> _Exercise objective_
Without omitting anything, copy every entry word for word.

> _Data supplied_
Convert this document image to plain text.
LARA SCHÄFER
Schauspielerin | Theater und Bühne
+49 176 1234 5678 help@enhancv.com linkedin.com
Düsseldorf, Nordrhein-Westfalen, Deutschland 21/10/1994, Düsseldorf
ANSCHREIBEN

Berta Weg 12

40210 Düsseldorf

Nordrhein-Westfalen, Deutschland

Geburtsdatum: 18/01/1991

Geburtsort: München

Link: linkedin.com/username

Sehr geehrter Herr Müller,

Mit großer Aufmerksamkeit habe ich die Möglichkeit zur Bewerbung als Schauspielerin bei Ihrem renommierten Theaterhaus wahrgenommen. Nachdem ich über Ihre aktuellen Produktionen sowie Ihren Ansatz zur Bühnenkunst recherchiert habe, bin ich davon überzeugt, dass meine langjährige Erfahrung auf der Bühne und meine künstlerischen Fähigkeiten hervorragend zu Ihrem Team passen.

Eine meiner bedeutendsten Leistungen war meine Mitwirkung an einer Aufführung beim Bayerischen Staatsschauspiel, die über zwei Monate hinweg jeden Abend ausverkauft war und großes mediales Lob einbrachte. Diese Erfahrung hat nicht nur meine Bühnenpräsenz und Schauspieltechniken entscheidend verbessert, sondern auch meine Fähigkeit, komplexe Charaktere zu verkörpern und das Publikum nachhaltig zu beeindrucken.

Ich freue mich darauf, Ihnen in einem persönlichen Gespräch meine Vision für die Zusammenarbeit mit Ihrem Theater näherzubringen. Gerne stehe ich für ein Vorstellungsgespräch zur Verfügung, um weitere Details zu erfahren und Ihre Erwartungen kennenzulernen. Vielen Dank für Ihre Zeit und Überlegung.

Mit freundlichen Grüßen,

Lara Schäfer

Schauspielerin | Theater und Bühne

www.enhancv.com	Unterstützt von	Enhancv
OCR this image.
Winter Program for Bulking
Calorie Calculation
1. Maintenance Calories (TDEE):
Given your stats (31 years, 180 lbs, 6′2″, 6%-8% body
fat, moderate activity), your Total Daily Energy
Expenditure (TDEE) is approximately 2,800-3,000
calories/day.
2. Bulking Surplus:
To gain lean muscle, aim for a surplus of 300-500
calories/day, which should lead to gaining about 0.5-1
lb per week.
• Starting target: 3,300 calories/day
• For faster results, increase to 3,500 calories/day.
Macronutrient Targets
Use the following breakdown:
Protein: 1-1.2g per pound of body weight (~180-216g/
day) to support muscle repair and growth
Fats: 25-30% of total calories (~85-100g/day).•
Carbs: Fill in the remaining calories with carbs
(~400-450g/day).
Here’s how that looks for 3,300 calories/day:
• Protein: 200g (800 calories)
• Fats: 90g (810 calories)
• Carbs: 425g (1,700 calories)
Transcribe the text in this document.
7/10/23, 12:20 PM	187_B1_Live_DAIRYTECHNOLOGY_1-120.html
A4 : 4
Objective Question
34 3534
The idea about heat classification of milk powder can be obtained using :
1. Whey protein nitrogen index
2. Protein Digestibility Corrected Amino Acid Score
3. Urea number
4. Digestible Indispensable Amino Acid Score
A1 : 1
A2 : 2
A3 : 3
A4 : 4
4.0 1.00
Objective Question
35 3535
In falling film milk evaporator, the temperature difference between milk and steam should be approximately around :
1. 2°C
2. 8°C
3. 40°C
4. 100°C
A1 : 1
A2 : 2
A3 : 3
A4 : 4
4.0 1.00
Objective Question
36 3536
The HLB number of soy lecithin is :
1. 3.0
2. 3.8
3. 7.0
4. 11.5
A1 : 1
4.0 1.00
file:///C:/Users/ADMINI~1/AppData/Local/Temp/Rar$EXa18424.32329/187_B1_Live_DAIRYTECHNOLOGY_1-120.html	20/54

> _Solution_
Convert this document image to plain text.
LARA SCHÄFER
Schauspielerin | Theater und Bühne
+49 176 1234 5678 help@enhancv.com linkedin.com
Düsseldorf, Nordrhein-Westfalen, Deutschland 21/10/1994, Düsseldorf
ANSCHREIBEN

Berta Weg 12

40210 Düsseldorf

Nordrhein-Westfalen, Deutschland

Geburtsdatum: 18/01/1991

Geburtsort: München

Link: linkedin.com/username

Sehr geehrter Herr Müller,

Mit großer Aufmerksamkeit habe ich die Möglichkeit zur Bewerbung als Schauspielerin bei Ihrem renommierten Theaterhaus wahrgenommen. Nachdem ich über Ihre aktuellen Produktionen sowie Ihren Ansatz zur Bühnenkunst recherchiert habe, bin ich davon überzeugt, dass meine langjährige Erfahrung auf der Bühne und meine künstlerischen Fähigkeiten hervorragend zu Ihrem Team passen.

Eine meiner bedeutendsten Leistungen war meine Mitwirkung an einer Aufführung beim Bayerischen Staatsschauspiel, die über zwei Monate hinweg jeden Abend ausverkauft war und großes mediales Lob einbrachte. Diese Erfahrung hat nicht nur meine Bühnenpräsenz und Schauspieltechniken entscheidend verbessert, sondern auch meine Fähigkeit, komplexe Charaktere zu verkörpern und das Publikum nachhaltig zu beeindrucken.

Ich freue mich darauf, Ihnen in einem persönlichen Gespräch meine Vision für die Zusammenarbeit mit Ihrem Theater näherzubringen. Gerne stehe ich für ein Vorstellungsgespräch zur Verfügung, um weitere Details zu erfahren und Ihre Erwartungen kennenzulernen. Vielen Dank für Ihre Zeit und Überlegung.

Mit freundlichen Grüßen,

Lara Schäfer

Schauspielerin | Theater und Bühne

www.enhancv.com	Unterstützt von	Enhancv
OCR this image.
Winter Program for Bulking
Calorie Calculation
1. Maintenance Calories (TDEE):
Given your stats (31 years, 180 lbs, 6′2″, 6%-8% body
fat, moderate activity), your Total Daily Energy
Expenditure (TDEE) is approximately 2,800-3,000
calories/day.
2. Bulking Surplus:
To gain lean muscle, aim for a surplus of 300-500
calories/day, which should lead to gaining about 0.5-1
lb per week.
• Starting target: 3,300 calories/day
• For faster results, increase to 3,500 calories/day.
Macronutrient Targets
Use the following breakdown:
Protein: 1-1.2g per pound of body weight (~180-216g/
day) to support muscle repair and growth
Fats: 25-30% of total calories (~85-100g/day).•
Carbs: Fill in the remaining calories with carbs
(~400-450g/day).
Here’s how that looks for 3,300 calories/day:
• Protein: 200g (800 calories)
• Fats: 90g (810 calories)
• Carbs: 425g (1,700 calories)
Transcribe the text in this document.
7/10/23, 12:20 PM	187_B1_Live_DAIRYTECHNOLOGY_1-120.html
A4 : 4
Objective Question
34 3534
The idea about heat classification of milk powder can be obtained using :
1. Whey protein nitrogen index
2. Protein Digestibility Corrected Amino Acid Score
3. Urea number
4. Digestible Indispensable Amino Acid Score
A1 : 1
A2 : 2
A3 : 3
A4 : 4
4.0 1.00
Objective Question
35 3535
In falling film milk evaporator, the temperature difference between milk and steam should be approximately around :
1. 2°C
2. 8°C
3. 40°C
4. 100°C
A1 : 1
A2 : 2
A3 : 3
A4 : 4
4.0 1.00
Objective Question
36 3536
The HLB number of soy lecithin is :
1. 3.0
2. 3.8
3. 7.0
4. 11.5
A1 : 1
4.0 1.00
file:///C:/Users/ADMINI~1/AppData/Local/Temp/Rar$EXa18424.32329/187_B1_Live_DAIRYTECHNOLOGY_1-120.html	20/54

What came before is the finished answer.